Extracted records:
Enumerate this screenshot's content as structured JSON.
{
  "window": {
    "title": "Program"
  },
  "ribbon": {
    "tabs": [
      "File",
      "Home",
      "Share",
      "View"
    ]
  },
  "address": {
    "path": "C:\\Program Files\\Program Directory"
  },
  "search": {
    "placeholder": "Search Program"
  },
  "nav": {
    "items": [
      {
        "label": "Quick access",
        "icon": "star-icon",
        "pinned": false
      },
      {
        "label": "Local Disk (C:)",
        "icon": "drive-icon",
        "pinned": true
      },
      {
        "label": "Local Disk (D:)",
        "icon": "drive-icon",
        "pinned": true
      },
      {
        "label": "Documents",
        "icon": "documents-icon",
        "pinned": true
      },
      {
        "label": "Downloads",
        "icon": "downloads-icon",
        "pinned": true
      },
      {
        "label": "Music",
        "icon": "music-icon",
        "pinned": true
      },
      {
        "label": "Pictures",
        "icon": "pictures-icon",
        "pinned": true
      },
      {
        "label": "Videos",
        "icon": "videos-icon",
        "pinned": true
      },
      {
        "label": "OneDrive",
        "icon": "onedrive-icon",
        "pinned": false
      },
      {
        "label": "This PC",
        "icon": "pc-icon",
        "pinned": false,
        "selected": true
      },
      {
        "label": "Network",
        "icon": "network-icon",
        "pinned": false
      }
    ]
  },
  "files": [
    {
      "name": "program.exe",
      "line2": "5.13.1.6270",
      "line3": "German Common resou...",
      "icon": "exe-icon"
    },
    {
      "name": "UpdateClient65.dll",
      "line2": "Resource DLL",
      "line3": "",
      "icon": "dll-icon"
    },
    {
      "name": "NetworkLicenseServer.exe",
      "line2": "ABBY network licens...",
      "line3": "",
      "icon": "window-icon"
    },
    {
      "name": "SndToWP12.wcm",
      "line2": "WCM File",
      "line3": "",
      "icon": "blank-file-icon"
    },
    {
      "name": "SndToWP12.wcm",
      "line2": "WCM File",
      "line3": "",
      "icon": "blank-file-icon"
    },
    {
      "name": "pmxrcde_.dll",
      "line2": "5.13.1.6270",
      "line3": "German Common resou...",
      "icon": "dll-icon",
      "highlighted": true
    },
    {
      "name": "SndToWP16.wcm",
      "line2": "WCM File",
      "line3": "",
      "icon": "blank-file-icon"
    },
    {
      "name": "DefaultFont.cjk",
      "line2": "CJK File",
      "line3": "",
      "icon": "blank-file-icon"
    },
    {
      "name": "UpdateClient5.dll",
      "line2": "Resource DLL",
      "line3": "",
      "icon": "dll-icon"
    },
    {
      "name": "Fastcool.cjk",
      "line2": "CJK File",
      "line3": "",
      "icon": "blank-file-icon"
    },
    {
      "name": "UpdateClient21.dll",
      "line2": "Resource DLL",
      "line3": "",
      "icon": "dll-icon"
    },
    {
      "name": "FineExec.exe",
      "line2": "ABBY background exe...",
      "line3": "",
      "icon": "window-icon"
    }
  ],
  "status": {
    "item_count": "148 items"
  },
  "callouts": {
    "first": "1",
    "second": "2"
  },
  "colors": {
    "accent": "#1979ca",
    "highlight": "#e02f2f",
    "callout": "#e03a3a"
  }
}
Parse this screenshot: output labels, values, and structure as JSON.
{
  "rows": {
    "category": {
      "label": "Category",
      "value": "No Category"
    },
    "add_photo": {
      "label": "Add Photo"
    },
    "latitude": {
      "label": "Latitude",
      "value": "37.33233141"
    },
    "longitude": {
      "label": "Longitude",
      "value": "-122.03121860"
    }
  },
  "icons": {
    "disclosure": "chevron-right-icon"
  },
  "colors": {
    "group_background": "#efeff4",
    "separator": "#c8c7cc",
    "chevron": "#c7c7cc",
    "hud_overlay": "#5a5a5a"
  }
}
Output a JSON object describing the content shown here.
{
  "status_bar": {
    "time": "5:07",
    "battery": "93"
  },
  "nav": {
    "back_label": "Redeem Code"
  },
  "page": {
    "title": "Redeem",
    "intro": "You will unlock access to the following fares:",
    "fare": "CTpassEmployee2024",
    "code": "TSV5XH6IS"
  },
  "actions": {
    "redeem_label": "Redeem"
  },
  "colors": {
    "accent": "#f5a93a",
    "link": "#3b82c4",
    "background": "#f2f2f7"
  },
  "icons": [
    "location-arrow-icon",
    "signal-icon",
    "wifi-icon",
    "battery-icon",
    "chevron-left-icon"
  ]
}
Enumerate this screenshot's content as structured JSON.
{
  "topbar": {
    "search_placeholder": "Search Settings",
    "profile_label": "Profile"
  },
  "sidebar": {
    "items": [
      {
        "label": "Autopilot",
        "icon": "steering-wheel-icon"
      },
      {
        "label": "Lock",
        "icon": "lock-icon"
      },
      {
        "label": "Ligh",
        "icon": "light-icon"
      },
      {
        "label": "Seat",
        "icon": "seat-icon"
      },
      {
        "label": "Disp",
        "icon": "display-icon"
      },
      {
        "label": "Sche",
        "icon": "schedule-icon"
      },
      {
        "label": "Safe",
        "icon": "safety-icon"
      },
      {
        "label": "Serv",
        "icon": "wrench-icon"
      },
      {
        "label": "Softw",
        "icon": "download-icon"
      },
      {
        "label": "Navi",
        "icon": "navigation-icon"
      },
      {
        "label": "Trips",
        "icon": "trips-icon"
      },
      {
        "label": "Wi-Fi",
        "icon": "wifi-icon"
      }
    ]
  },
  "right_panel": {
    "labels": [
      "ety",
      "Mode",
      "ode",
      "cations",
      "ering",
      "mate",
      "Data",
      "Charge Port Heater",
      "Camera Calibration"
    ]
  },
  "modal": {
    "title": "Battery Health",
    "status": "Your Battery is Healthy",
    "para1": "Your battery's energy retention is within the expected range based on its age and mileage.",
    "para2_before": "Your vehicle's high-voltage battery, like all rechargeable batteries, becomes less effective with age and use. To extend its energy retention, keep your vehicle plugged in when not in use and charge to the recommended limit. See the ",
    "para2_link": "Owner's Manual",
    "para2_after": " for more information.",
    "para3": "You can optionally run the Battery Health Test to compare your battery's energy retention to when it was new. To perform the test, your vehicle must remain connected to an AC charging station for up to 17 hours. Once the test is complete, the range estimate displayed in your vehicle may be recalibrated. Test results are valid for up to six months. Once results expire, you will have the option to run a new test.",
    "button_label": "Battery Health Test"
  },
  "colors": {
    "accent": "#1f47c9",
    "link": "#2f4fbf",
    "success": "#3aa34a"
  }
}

■ TASK REQUIREMENTS:
The data above must be returned in full, exactly as written.

■ TASK RESULT:
Enumerate this screenshot's content as structured JSON.
{
  "window": {
    "title": "Program"
  },
  "ribbon": {
    "tabs": [
      "File",
      "Home",
      "Share",
      "View"
    ]
  },
  "address": {
    "path": "C:\\Program Files\\Program Directory"
  },
  "search": {
    "placeholder": "Search Program"
  },
  "nav": {
    "items": [
      {
        "label": "Quick access",
        "icon": "star-icon",
        "pinned": false
      },
      {
        "label": "Local Disk (C:)",
        "icon": "drive-icon",
        "pinned": true
      },
      {
        "label": "Local Disk (D:)",
        "icon": "drive-icon",
        "pinned": true
      },
      {
        "label": "Documents",
        "icon": "documents-icon",
        "pinned": true
      },
      {
        "label": "Downloads",
        "icon": "downloads-icon",
        "pinned": true
      },
      {
        "label": "Music",
        "icon": "music-icon",
        "pinned": true
      },
      {
        "label": "Pictures",
        "icon": "pictures-icon",
        "pinned": true
      },
      {
        "label": "Videos",
        "icon": "videos-icon",
        "pinned": true
      },
      {
        "label": "OneDrive",
        "icon": "onedrive-icon",
        "pinned": false
      },
      {
        "label": "This PC",
        "icon": "pc-icon",
        "pinned": false,
        "selected": true
      },
      {
        "label": "Network",
        "icon": "network-icon",
        "pinned": false
      }
    ]
  },
  "files": [
    {
      "name": "program.exe",
      "line2": "5.13.1.6270",
      "line3": "German Common resou...",
      "icon": "exe-icon"
    },
    {
      "name": "UpdateClient65.dll",
      "line2": "Resource DLL",
      "line3": "",
      "icon": "dll-icon"
    },
    {
      "name": "NetworkLicenseServer.exe",
      "line2": "ABBY network licens...",
      "line3": "",
      "icon": "window-icon"
    },
    {
      "name": "SndToWP12.wcm",
      "line2": "WCM File",
      "line3": "",
      "icon": "blank-file-icon"
    },
    {
      "name": "SndToWP12.wcm",
      "line2": "WCM File",
      "line3": "",
      "icon": "blank-file-icon"
    },
    {
      "name": "pmxrcde_.dll",
      "line2": "5.13.1.6270",
      "line3": "German Common resou...",
      "icon": "dll-icon",
      "highlighted": true
    },
    {
      "name": "SndToWP16.wcm",
      "line2": "WCM File",
      "line3": "",
      "icon": "blank-file-icon"
    },
    {
      "name": "DefaultFont.cjk",
      "line2": "CJK File",
      "line3": "",
      "icon": "blank-file-icon"
    },
    {
      "name": "UpdateClient5.dll",
      "line2": "Resource DLL",
      "line3": "",
      "icon": "dll-icon"
    },
    {
      "name": "Fastcool.cjk",
      "line2": "CJK File",
      "line3": "",
      "icon": "blank-file-icon"
    },
    {
      "name": "UpdateClient21.dll",
      "line2": "Resource DLL",
      "line3": "",
      "icon": "dll-icon"
    },
    {
      "name": "FineExec.exe",
      "line2": "ABBY background exe...",
      "line3": "",
      "icon": "window-icon"
    }
  ],
  "status": {
    "item_count": "148 items"
  },
  "callouts": {
    "first": "1",
    "second": "2"
  },
  "colors": {
    "accent": "#1979ca",
    "highlight": "#e02f2f",
    "callout": "#e03a3a"
  }
}
Parse this screenshot: output labels, values, and structure as JSON.
{
  "rows": {
    "category": {
      "label": "Category",
      "value": "No Category"
    },
    "add_photo": {
      "label": "Add Photo"
    },
    "latitude": {
      "label": "Latitude",
      "value": "37.33233141"
    },
    "longitude": {
      "label": "Longitude",
      "value": "-122.03121860"
    }
  },
  "icons": {
    "disclosure": "chevron-right-icon"
  },
  "colors": {
    "group_background": "#efeff4",
    "separator": "#c8c7cc",
    "chevron": "#c7c7cc",
    "hud_overlay": "#5a5a5a"
  }
}
Output a JSON object describing the content shown here.
{
  "status_bar": {
    "time": "5:07",
    "battery": "93"
  },
  "nav": {
    "back_label": "Redeem Code"
  },
  "page": {
    "title": "Redeem",
    "intro": "You will unlock access to the following fares:",
    "fare": "CTpassEmployee2024",
    "code": "TSV5XH6IS"
  },
  "actions": {
    "redeem_label": "Redeem"
  },
  "colors": {
    "accent": "#f5a93a",
    "link": "#3b82c4",
    "background": "#f2f2f7"
  },
  "icons": [
    "location-arrow-icon",
    "signal-icon",
    "wifi-icon",
    "battery-icon",
    "chevron-left-icon"
  ]
}
Enumerate this screenshot's content as structured JSON.
{
  "topbar": {
    "search_placeholder": "Search Settings",
    "profile_label": "Profile"
  },
  "sidebar": {
    "items": [
      {
        "label": "Autopilot",
        "icon": "steering-wheel-icon"
      },
      {
        "label": "Lock",
        "icon": "lock-icon"
      },
      {
        "label": "Ligh",
        "icon": "light-icon"
      },
      {
        "label": "Seat",
        "icon": "seat-icon"
      },
      {
        "label": "Disp",
        "icon": "display-icon"
      },
      {
        "label": "Sche",
        "icon": "schedule-icon"
      },
      {
        "label": "Safe",
        "icon": "safety-icon"
      },
      {
        "label": "Serv",
        "icon": "wrench-icon"
      },
      {
        "label": "Softw",
        "icon": "download-icon"
      },
      {
        "label": "Navi",
        "icon": "navigation-icon"
      },
      {
        "label": "Trips",
        "icon": "trips-icon"
      },
      {
        "label": "Wi-Fi",
        "icon": "wifi-icon"
      }
    ]
  },
  "right_panel": {
    "labels": [
      "ety",
      "Mode",
      "ode",
      "cations",
      "ering",
      "mate",
      "Data",
      "Charge Port Heater",
      "Camera Calibration"
    ]
  },
  "modal": {
    "title": "Battery Health",
    "status": "Your Battery is Healthy",
    "para1": "Your battery's energy retention is within the expected range based on its age and mileage.",
    "para2_before": "Your vehicle's high-voltage battery, like all rechargeable batteries, becomes less effective with age and use. To extend its energy retention, keep your vehicle plugged in when not in use and charge to the recommended limit. See the ",
    "para2_link": "Owner's Manual",
    "para2_after": " for more information.",
    "para3": "You can optionally run the Battery Health Test to compare your battery's energy retention to when it was new. To perform the test, your vehicle must remain connected to an AC charging station for up to 17 hours. Once the test is complete, the range estimate displayed in your vehicle may be recalibrated. Test results are valid for up to six months. Once results expire, you will have the option to run a new test.",
    "button_label": "Battery Health Test"
  },
  "colors": {
    "accent": "#1f47c9",
    "link": "#2f4fbf",
    "success": "#3aa34a"
  }
}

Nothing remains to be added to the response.